═════ Task data ═════

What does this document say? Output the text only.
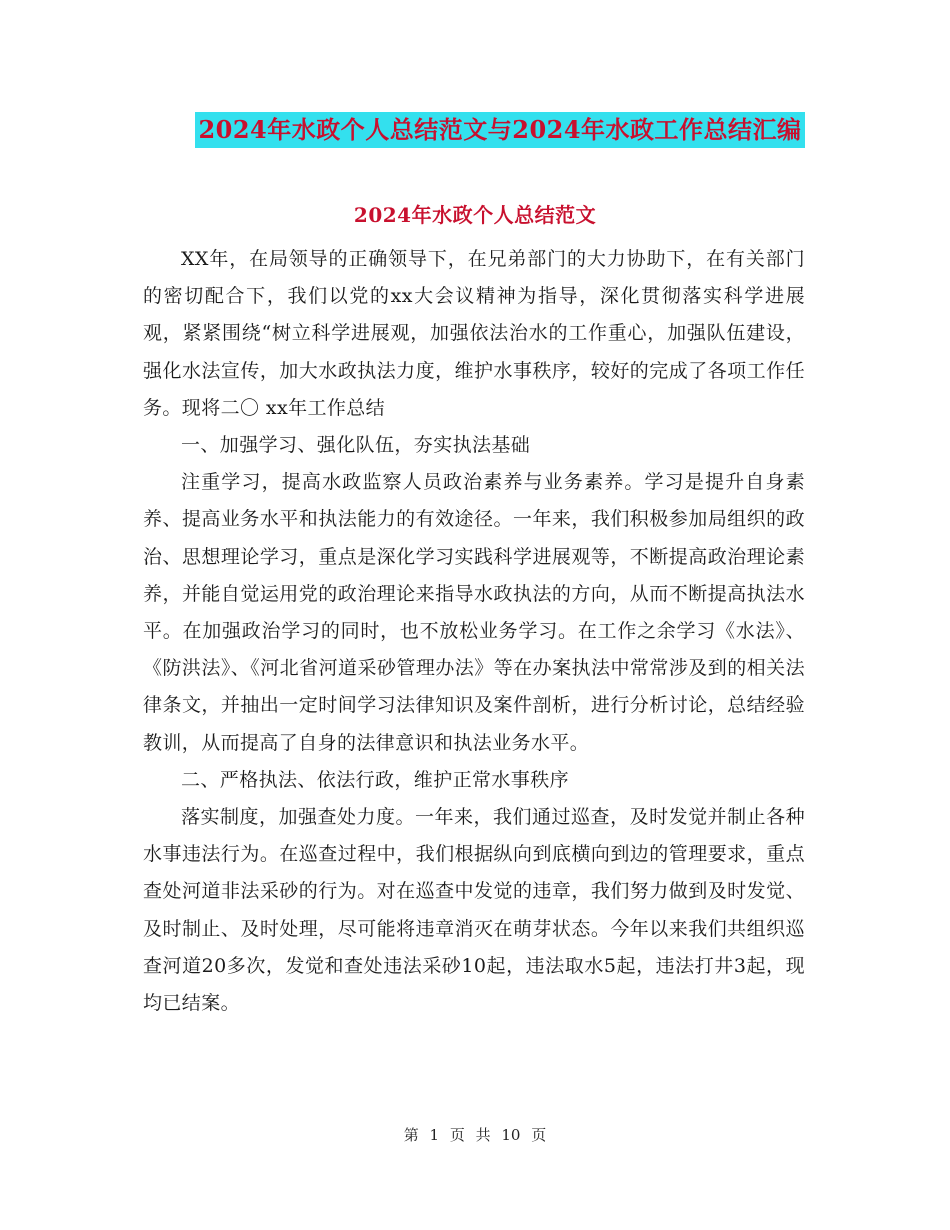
2024年水政个人总结范文与2024年水政工作总结汇编
2024年水政个人总结范文

XX年，在局领导的正确领导下，在兄弟部门的大力协助下，在有关部门的密切配合下，我们以党的xx大会议精神为指导，深化贯彻落实科学进展观，紧紧围绕“树立科学进展观，加强依法治水的工作重心，加强队伍建设，强化水法宣传，加大水政执法力度，维护水事秩序，较好的完成了各项工作任务。现将二〇 xx年工作总结

一、加强学习、强化队伍，夯实执法基础

注重学习，提高水政监察人员政治素养与业务素养。学习是提升自身素养、提高业务水平和执法能力的有效途径。一年来，我们积极参加局组织的政治、思想理论学习，重点是深化学习实践科学进展观等，不断提高政治理论素养，并能自觉运用党的政治理论来指导水政执法的方向，从而不断提高执法水平。在加强政治学习的同时，也不放松业务学习。在工作之余学习《水法》、《防洪法》、《河北省河道采砂管理办法》等在办案执法中常常涉及到的相关法律条文，并抽出一定时间学习法律知识及案件剖析，进行分析讨论，总结经验教训，从而提高了自身的法律意识和执法业务水平。

二、严格执法、依法行政，维护正常水事秩序

落实制度，加强查处力度。一年来，我们通过巡查，及时发觉并制止各种水事违法行为。在巡查过程中，我们根据纵向到底横向到边的管理要求，重点查处河道非法采砂的行为。对在巡查中发觉的违章，我们努力做到及时发觉、及时制止、及时处理，尽可能将违章消灭在萌芽状态。今年以来我们共组织巡查河道20多次，发觉和查处违法采砂10起，违法取水5起，违法打井3起，现均已结案。

第 1 页 共 10 页
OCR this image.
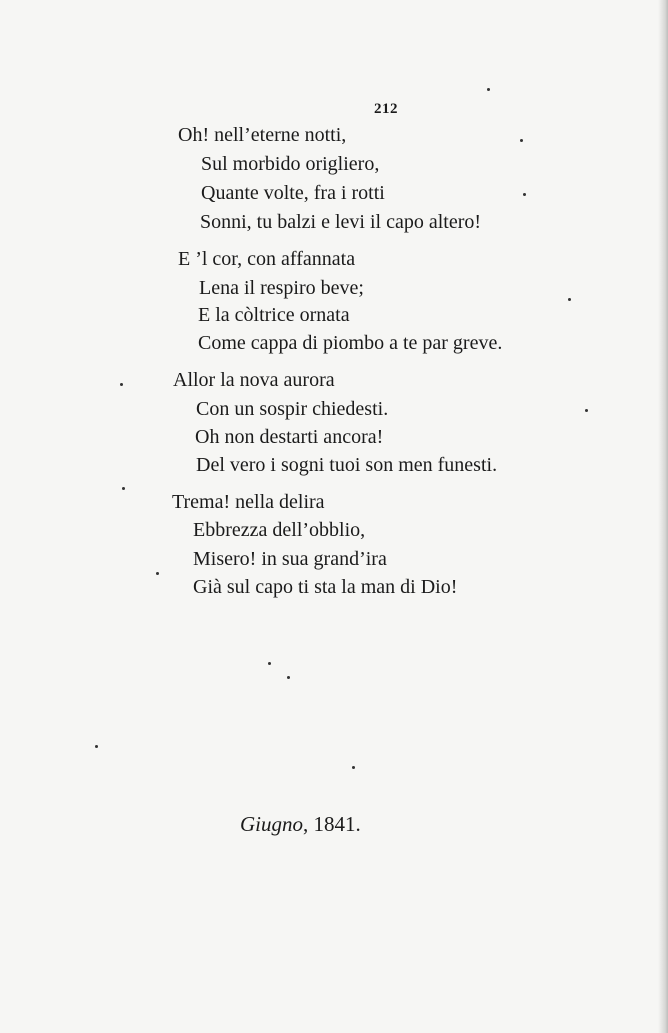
212
Oh! nell’eterne notti,
Sul morbido origliero,
Quante volte, fra i rotti
Sonni, tu balzi e levi il capo altero!
E ’l cor, con affannata
Lena il respiro beve;
E la còltrice ornata
Come cappa di piombo a te par greve.
Allor la nova aurora
Con un sospir chiedesti.
Oh non destarti ancora!
Del vero i sogni tuoi son men funesti.
Trema! nella delira
Ebbrezza dell’obblio,
Misero! in sua grand’ira
Già sul capo ti sta la man di Dio!
Giugno, 1841.
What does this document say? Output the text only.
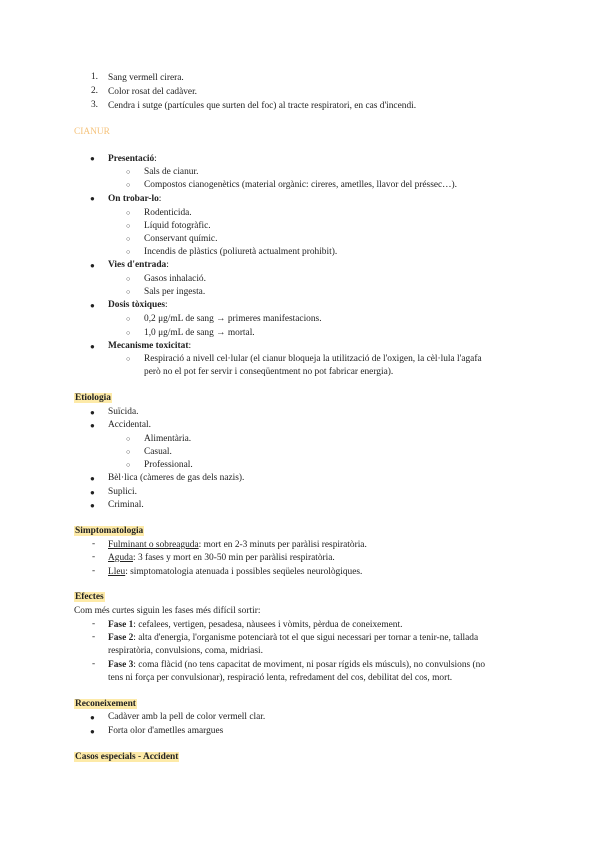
1. Sang vermell cirera.
2. Color rosat del cadàver.
3. Cendra i sutge (partícules que surten del foc) al tracte respiratori, en cas d'incendi.
CIANUR
● Presentació:
○ Sals de cianur.
○ Compostos cianogenètics (material orgànic: cireres, ametlles, llavor del préssec…).
● On trobar-lo:
○ Rodenticida.
○ Líquid fotogràfic.
○ Conservant químic.
○ Incendis de plàstics (poliuretà actualment prohibit).
● Vies d'entrada:
○ Gasos inhalació.
○ Sals per ingesta.
● Dosis tòxiques:
○ 0,2 μg/mL de sang → primeres manifestacions.
○ 1,0 μg/mL de sang → mortal.
● Mecanisme toxicitat:
○ Respiració a nivell cel·lular (el cianur bloqueja la utilització de l'oxigen, la cèl·lula l'agafa
però no el pot fer servir i conseqüentment no pot fabricar energia).
Etiologia
● Suïcida.
● Accidental.
○ Alimentària.
○ Casual.
○ Professional.
● Bèl·lica (càmeres de gas dels nazis).
● Suplici.
● Criminal.
Simptomatologia
- Fulminant o sobreaguda: mort en 2-3 minuts per paràlisi respiratòria.
- Aguda: 3 fases y mort en 30-50 min per paràlisi respiratòria.
- Lleu: simptomatologia atenuada i possibles seqüeles neurològiques.
Efectes
Com més curtes siguin les fases més difícil sortir:
- Fase 1: cefalees, vertigen, pesadesa, nàusees i vòmits, pèrdua de coneixement.
- Fase 2: alta d'energia, l'organisme potenciarà tot el que sigui necessari per tornar a tenir-ne, tallada
respiratòria, convulsions, coma, midriasi.
- Fase 3: coma flàcid (no tens capacitat de moviment, ni posar rígids els músculs), no convulsions (no
tens ni força per convulsionar), respiració lenta, refredament del cos, debilitat del cos, mort.
Reconeixement
● Cadàver amb la pell de color vermell clar.
● Forta olor d'ametlles amargues
Casos especials - Accident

═════

● Exercise brief
Write out the listing above exactly as it stands, pictures excluded.

● Final result
What does this document say? Output the text only.
2024年水政个人总结范文与2024年水政工作总结汇编
2024年水政个人总结范文

XX年，在局领导的正确领导下，在兄弟部门的大力协助下，在有关部门的密切配合下，我们以党的xx大会议精神为指导，深化贯彻落实科学进展观，紧紧围绕“树立科学进展观，加强依法治水的工作重心，加强队伍建设，强化水法宣传，加大水政执法力度，维护水事秩序，较好的完成了各项工作任务。现将二〇 xx年工作总结

一、加强学习、强化队伍，夯实执法基础

注重学习，提高水政监察人员政治素养与业务素养。学习是提升自身素养、提高业务水平和执法能力的有效途径。一年来，我们积极参加局组织的政治、思想理论学习，重点是深化学习实践科学进展观等，不断提高政治理论素养，并能自觉运用党的政治理论来指导水政执法的方向，从而不断提高执法水平。在加强政治学习的同时，也不放松业务学习。在工作之余学习《水法》、《防洪法》、《河北省河道采砂管理办法》等在办案执法中常常涉及到的相关法律条文，并抽出一定时间学习法律知识及案件剖析，进行分析讨论，总结经验教训，从而提高了自身的法律意识和执法业务水平。

二、严格执法、依法行政，维护正常水事秩序

落实制度，加强查处力度。一年来，我们通过巡查，及时发觉并制止各种水事违法行为。在巡查过程中，我们根据纵向到底横向到边的管理要求，重点查处河道非法采砂的行为。对在巡查中发觉的违章，我们努力做到及时发觉、及时制止、及时处理，尽可能将违章消灭在萌芽状态。今年以来我们共组织巡查河道20多次，发觉和查处违法采砂10起，违法取水5起，违法打井3起，现均已结案。

第 1 页 共 10 页
OCR this image.
212
Oh! nell’eterne notti,
Sul morbido origliero,
Quante volte, fra i rotti
Sonni, tu balzi e levi il capo altero!
E ’l cor, con affannata
Lena il respiro beve;
E la còltrice ornata
Come cappa di piombo a te par greve.
Allor la nova aurora
Con un sospir chiedesti.
Oh non destarti ancora!
Del vero i sogni tuoi son men funesti.
Trema! nella delira
Ebbrezza dell’obblio,
Misero! in sua grand’ira
Già sul capo ti sta la man di Dio!
Giugno, 1841.
What does this document say? Output the text only.
1. Sang vermell cirera.
2. Color rosat del cadàver.
3. Cendra i sutge (partícules que surten del foc) al tracte respiratori, en cas d'incendi.
CIANUR
● Presentació:
○ Sals de cianur.
○ Compostos cianogenètics (material orgànic: cireres, ametlles, llavor del préssec…).
● On trobar-lo:
○ Rodenticida.
○ Líquid fotogràfic.
○ Conservant químic.
○ Incendis de plàstics (poliuretà actualment prohibit).
● Vies d'entrada:
○ Gasos inhalació.
○ Sals per ingesta.
● Dosis tòxiques:
○ 0,2 μg/mL de sang → primeres manifestacions.
○ 1,0 μg/mL de sang → mortal.
● Mecanisme toxicitat:
○ Respiració a nivell cel·lular (el cianur bloqueja la utilització de l'oxigen, la cèl·lula l'agafa
però no el pot fer servir i conseqüentment no pot fabricar energia).
Etiologia
● Suïcida.
● Accidental.
○ Alimentària.
○ Casual.
○ Professional.
● Bèl·lica (càmeres de gas dels nazis).
● Suplici.
● Criminal.
Simptomatologia
- Fulminant o sobreaguda: mort en 2-3 minuts per paràlisi respiratòria.
- Aguda: 3 fases y mort en 30-50 min per paràlisi respiratòria.
- Lleu: simptomatologia atenuada i possibles seqüeles neurològiques.
Efectes
Com més curtes siguin les fases més difícil sortir:
- Fase 1: cefalees, vertigen, pesadesa, nàusees i vòmits, pèrdua de coneixement.
- Fase 2: alta d'energia, l'organisme potenciarà tot el que sigui necessari per tornar a tenir-ne, tallada
respiratòria, convulsions, coma, midriasi.
- Fase 3: coma flàcid (no tens capacitat de moviment, ni posar rígids els músculs), no convulsions (no
tens ni força per convulsionar), respiració lenta, refredament del cos, debilitat del cos, mort.
Reconeixement
● Cadàver amb la pell de color vermell clar.
● Forta olor d'ametlles amargues
Casos especials - Accident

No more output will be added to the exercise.